EXERCISE GOAL »
Go through the entries below and copy each line containing the word "Fällig".

DATA FOR THE TASK »
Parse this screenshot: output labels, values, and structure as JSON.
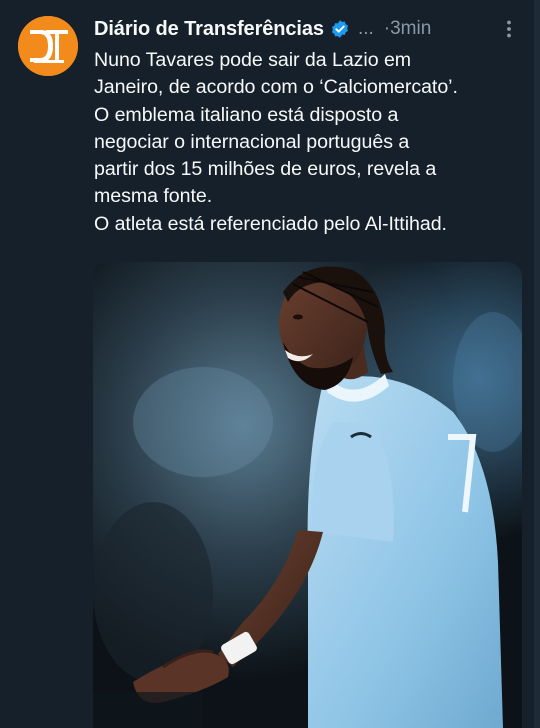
{
  "tweet": {
    "author_name": "Diário de Transferências",
    "handle_truncated": "...",
    "separator": "·",
    "timestamp": "3min",
    "avatar": {
      "initials_icon": "dt-logo-icon",
      "bg_color": "#f28a1c"
    },
    "verified_icon": "verified-badge-icon",
    "more_icon": "more-vertical-icon",
    "text_lines": [
      "Nuno Tavares pode sair da Lazio em",
      "Janeiro, de acordo com o ‘Calciomercato’.",
      "O emblema italiano está disposto a",
      "negociar o internacional português a",
      "partir dos 15 milhões de euros, revela a",
      "mesma fonte.",
      "O atleta está referenciado pelo Al-Ittihad."
    ],
    "media": {
      "type": "photo",
      "subject": "football-player-photo"
    }
  },
  "colors": {
    "background": "#15202b",
    "text_primary": "#f7f9f9",
    "text_secondary": "#8b98a5",
    "verified": "#1d9bf0",
    "avatar_brand": "#f28a1c"
  }
}
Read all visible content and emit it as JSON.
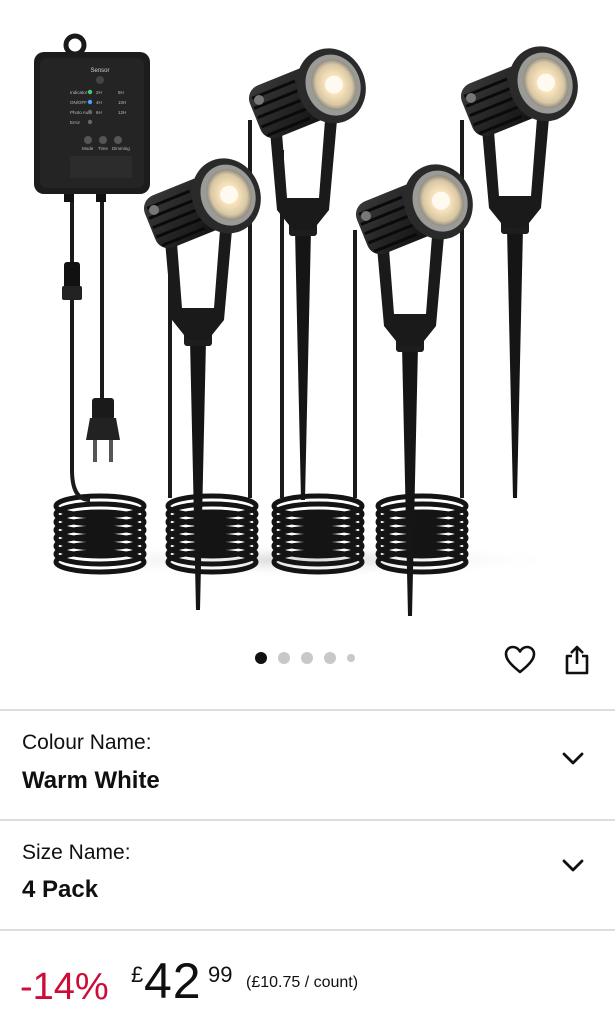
{
  "gallery": {
    "image_alt": "4 pack outdoor garden spotlights with control box and coiled cables",
    "controller_text": {
      "sensor": "Sensor",
      "rows": [
        "Indicator",
        "ON/OFF",
        "Photo Auto",
        "Error"
      ],
      "hours": [
        "2H",
        "4H",
        "6H",
        "8H",
        "10H",
        "12H"
      ],
      "buttons": [
        "Mode",
        "Time",
        "Dimming"
      ]
    },
    "page_indicator": {
      "count": 5,
      "active_index": 0
    }
  },
  "actions": {
    "wishlist_icon": "heart-icon",
    "share_icon": "share-icon"
  },
  "variations": {
    "colour": {
      "label": "Colour Name:",
      "value": "Warm White"
    },
    "size": {
      "label": "Size Name:",
      "value": "4 Pack"
    }
  },
  "price": {
    "discount": "-14%",
    "currency": "£",
    "whole": "42",
    "fraction": "99",
    "unit_price": "(£10.75 / count)",
    "discount_color": "#cc0c39"
  }
}
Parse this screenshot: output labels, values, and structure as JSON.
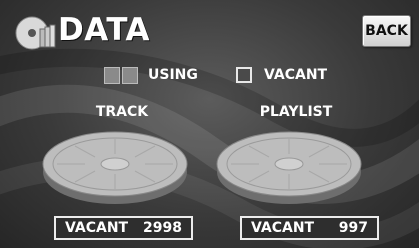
{
  "header": {
    "title": "DATA",
    "back_label": "BACK"
  },
  "legend": {
    "using_label": "USING",
    "vacant_label": "VACANT"
  },
  "track": {
    "label": "TRACK",
    "status_label": "VACANT",
    "count": "2998"
  },
  "playlist": {
    "label": "PLAYLIST",
    "status_label": "VACANT",
    "count": "997"
  },
  "icons": {
    "header": "disc-stack-icon"
  },
  "colors": {
    "background": "#3a3a3a",
    "button": "#e6e6e6",
    "using_swatch": "#8a8a8a",
    "text": "#ffffff"
  }
}
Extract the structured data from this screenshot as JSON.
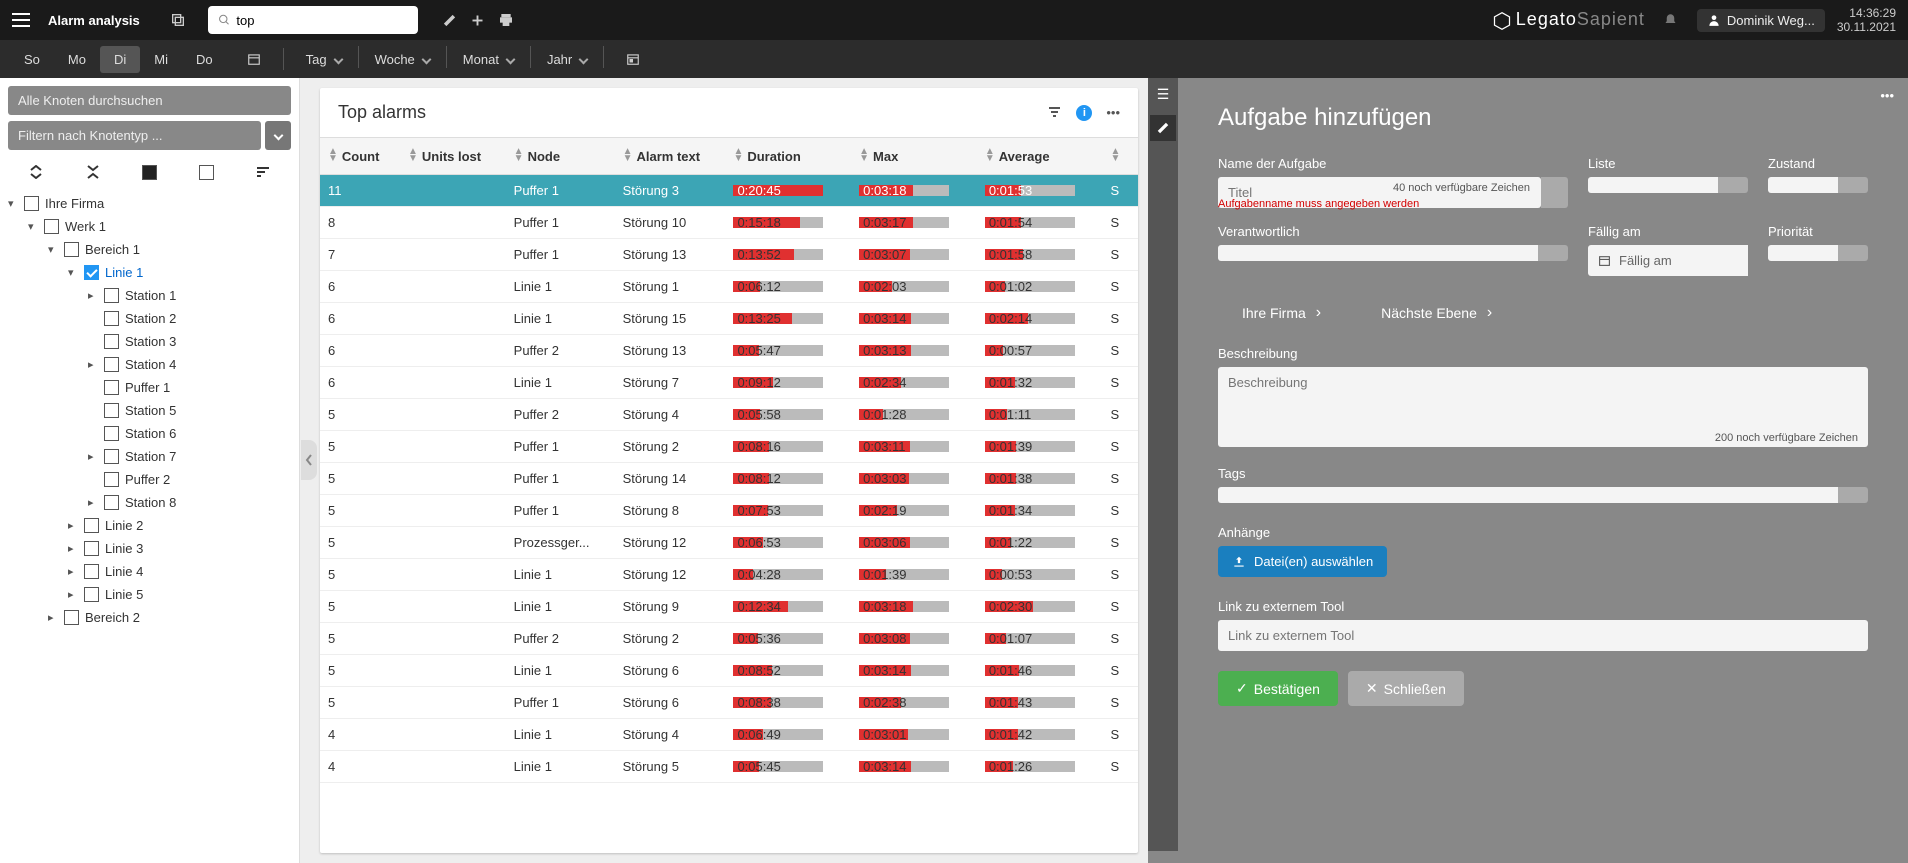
{
  "header": {
    "title": "Alarm analysis",
    "search_value": "top",
    "logo_main": "Legato",
    "logo_sub": "Sapient",
    "user": "Dominik Weg...",
    "time": "14:36:29",
    "date": "30.11.2021"
  },
  "toolbar": {
    "days": [
      "So",
      "Mo",
      "Di",
      "Mi",
      "Do"
    ],
    "day_active": "Di",
    "periods": [
      "Tag",
      "Woche",
      "Monat",
      "Jahr"
    ]
  },
  "sidebar": {
    "search_placeholder": "Alle Knoten durchsuchen",
    "filter_placeholder": "Filtern nach Knotentyp ...",
    "tree": [
      {
        "label": "Ihre Firma",
        "open": true,
        "children": [
          {
            "label": "Werk 1",
            "open": true,
            "children": [
              {
                "label": "Bereich 1",
                "open": true,
                "children": [
                  {
                    "label": "Linie 1",
                    "link": true,
                    "checked": true,
                    "open": true,
                    "children": [
                      {
                        "label": "Station 1",
                        "caret": true
                      },
                      {
                        "label": "Station 2"
                      },
                      {
                        "label": "Station 3"
                      },
                      {
                        "label": "Station 4",
                        "caret": true
                      },
                      {
                        "label": "Puffer 1"
                      },
                      {
                        "label": "Station 5"
                      },
                      {
                        "label": "Station 6"
                      },
                      {
                        "label": "Station 7",
                        "caret": true
                      },
                      {
                        "label": "Puffer 2"
                      },
                      {
                        "label": "Station 8",
                        "caret": true
                      }
                    ]
                  },
                  {
                    "label": "Linie 2",
                    "caret": true
                  },
                  {
                    "label": "Linie 3",
                    "caret": true
                  },
                  {
                    "label": "Linie 4",
                    "caret": true
                  },
                  {
                    "label": "Linie 5",
                    "caret": true
                  }
                ]
              },
              {
                "label": "Bereich 2",
                "caret": true
              }
            ]
          }
        ]
      }
    ]
  },
  "panel": {
    "title": "Top alarms",
    "columns": [
      "Count",
      "Units lost",
      "Node",
      "Alarm text",
      "Duration",
      "Max",
      "Average",
      ""
    ],
    "rows": [
      {
        "count": "11",
        "units": "",
        "node": "Puffer 1",
        "alarm": "Störung 3",
        "dur": "0:20:45",
        "dur_p": 100,
        "max": "0:03:18",
        "max_p": 60,
        "avg": "0:01:53",
        "avg_p": 40,
        "last": "S",
        "sel": true
      },
      {
        "count": "8",
        "units": "",
        "node": "Puffer 1",
        "alarm": "Störung 10",
        "dur": "0:15:18",
        "dur_p": 74,
        "max": "0:03:17",
        "max_p": 60,
        "avg": "0:01:54",
        "avg_p": 40
      },
      {
        "count": "7",
        "units": "",
        "node": "Puffer 1",
        "alarm": "Störung 13",
        "dur": "0:13:52",
        "dur_p": 67,
        "max": "0:03:07",
        "max_p": 56,
        "avg": "0:01:58",
        "avg_p": 42
      },
      {
        "count": "6",
        "units": "",
        "node": "Linie 1",
        "alarm": "Störung 1",
        "dur": "0:06:12",
        "dur_p": 30,
        "max": "0:02:03",
        "max_p": 37,
        "avg": "0:01:02",
        "avg_p": 22
      },
      {
        "count": "6",
        "units": "",
        "node": "Linie 1",
        "alarm": "Störung 15",
        "dur": "0:13:25",
        "dur_p": 65,
        "max": "0:03:14",
        "max_p": 58,
        "avg": "0:02:14",
        "avg_p": 48
      },
      {
        "count": "6",
        "units": "",
        "node": "Puffer 2",
        "alarm": "Störung 13",
        "dur": "0:05:47",
        "dur_p": 28,
        "max": "0:03:13",
        "max_p": 58,
        "avg": "0:00:57",
        "avg_p": 20
      },
      {
        "count": "6",
        "units": "",
        "node": "Linie 1",
        "alarm": "Störung 7",
        "dur": "0:09:12",
        "dur_p": 44,
        "max": "0:02:34",
        "max_p": 46,
        "avg": "0:01:32",
        "avg_p": 33
      },
      {
        "count": "5",
        "units": "",
        "node": "Puffer 2",
        "alarm": "Störung 4",
        "dur": "0:05:58",
        "dur_p": 29,
        "max": "0:01:28",
        "max_p": 27,
        "avg": "0:01:11",
        "avg_p": 25
      },
      {
        "count": "5",
        "units": "",
        "node": "Puffer 1",
        "alarm": "Störung 2",
        "dur": "0:08:16",
        "dur_p": 40,
        "max": "0:03:11",
        "max_p": 57,
        "avg": "0:01:39",
        "avg_p": 35
      },
      {
        "count": "5",
        "units": "",
        "node": "Puffer 1",
        "alarm": "Störung 14",
        "dur": "0:08:12",
        "dur_p": 40,
        "max": "0:03:03",
        "max_p": 55,
        "avg": "0:01:38",
        "avg_p": 35
      },
      {
        "count": "5",
        "units": "",
        "node": "Puffer 1",
        "alarm": "Störung 8",
        "dur": "0:07:53",
        "dur_p": 38,
        "max": "0:02:19",
        "max_p": 42,
        "avg": "0:01:34",
        "avg_p": 34
      },
      {
        "count": "5",
        "units": "",
        "node": "Prozessger...",
        "alarm": "Störung 12",
        "dur": "0:06:53",
        "dur_p": 33,
        "max": "0:03:06",
        "max_p": 56,
        "avg": "0:01:22",
        "avg_p": 29
      },
      {
        "count": "5",
        "units": "",
        "node": "Linie 1",
        "alarm": "Störung 12",
        "dur": "0:04:28",
        "dur_p": 22,
        "max": "0:01:39",
        "max_p": 30,
        "avg": "0:00:53",
        "avg_p": 19
      },
      {
        "count": "5",
        "units": "",
        "node": "Linie 1",
        "alarm": "Störung 9",
        "dur": "0:12:34",
        "dur_p": 61,
        "max": "0:03:18",
        "max_p": 60,
        "avg": "0:02:30",
        "avg_p": 54
      },
      {
        "count": "5",
        "units": "",
        "node": "Puffer 2",
        "alarm": "Störung 2",
        "dur": "0:05:36",
        "dur_p": 27,
        "max": "0:03:08",
        "max_p": 56,
        "avg": "0:01:07",
        "avg_p": 24
      },
      {
        "count": "5",
        "units": "",
        "node": "Linie 1",
        "alarm": "Störung 6",
        "dur": "0:08:52",
        "dur_p": 43,
        "max": "0:03:14",
        "max_p": 58,
        "avg": "0:01:46",
        "avg_p": 38
      },
      {
        "count": "5",
        "units": "",
        "node": "Puffer 1",
        "alarm": "Störung 6",
        "dur": "0:08:38",
        "dur_p": 42,
        "max": "0:02:38",
        "max_p": 47,
        "avg": "0:01:43",
        "avg_p": 37
      },
      {
        "count": "4",
        "units": "",
        "node": "Linie 1",
        "alarm": "Störung 4",
        "dur": "0:06:49",
        "dur_p": 33,
        "max": "0:03:01",
        "max_p": 54,
        "avg": "0:01:42",
        "avg_p": 37
      },
      {
        "count": "4",
        "units": "",
        "node": "Linie 1",
        "alarm": "Störung 5",
        "dur": "0:05:45",
        "dur_p": 28,
        "max": "0:03:14",
        "max_p": 58,
        "avg": "0:01:26",
        "avg_p": 31
      }
    ]
  },
  "rightpanel": {
    "title": "Aufgabe hinzufügen",
    "name_label": "Name der Aufgabe",
    "name_placeholder": "Titel",
    "name_hint": "40 noch verfügbare Zeichen",
    "list_label": "Liste",
    "state_label": "Zustand",
    "error": "Aufgabenname muss angegeben werden",
    "resp_label": "Verantwortlich",
    "due_label": "Fällig am",
    "due_placeholder": "Fällig am",
    "prio_label": "Priorität",
    "bc1": "Ihre Firma",
    "bc2": "Nächste Ebene",
    "desc_label": "Beschreibung",
    "desc_placeholder": "Beschreibung",
    "desc_hint": "200 noch verfügbare Zeichen",
    "tags_label": "Tags",
    "attach_label": "Anhänge",
    "upload_btn": "Datei(en) auswählen",
    "link_label": "Link zu externem Tool",
    "link_placeholder": "Link zu externem Tool",
    "confirm": "Bestätigen",
    "close": "Schließen"
  }
}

WORKED ANSWER »
    "due_label": "Fällig am",
    "due_placeholder": "Fällig am",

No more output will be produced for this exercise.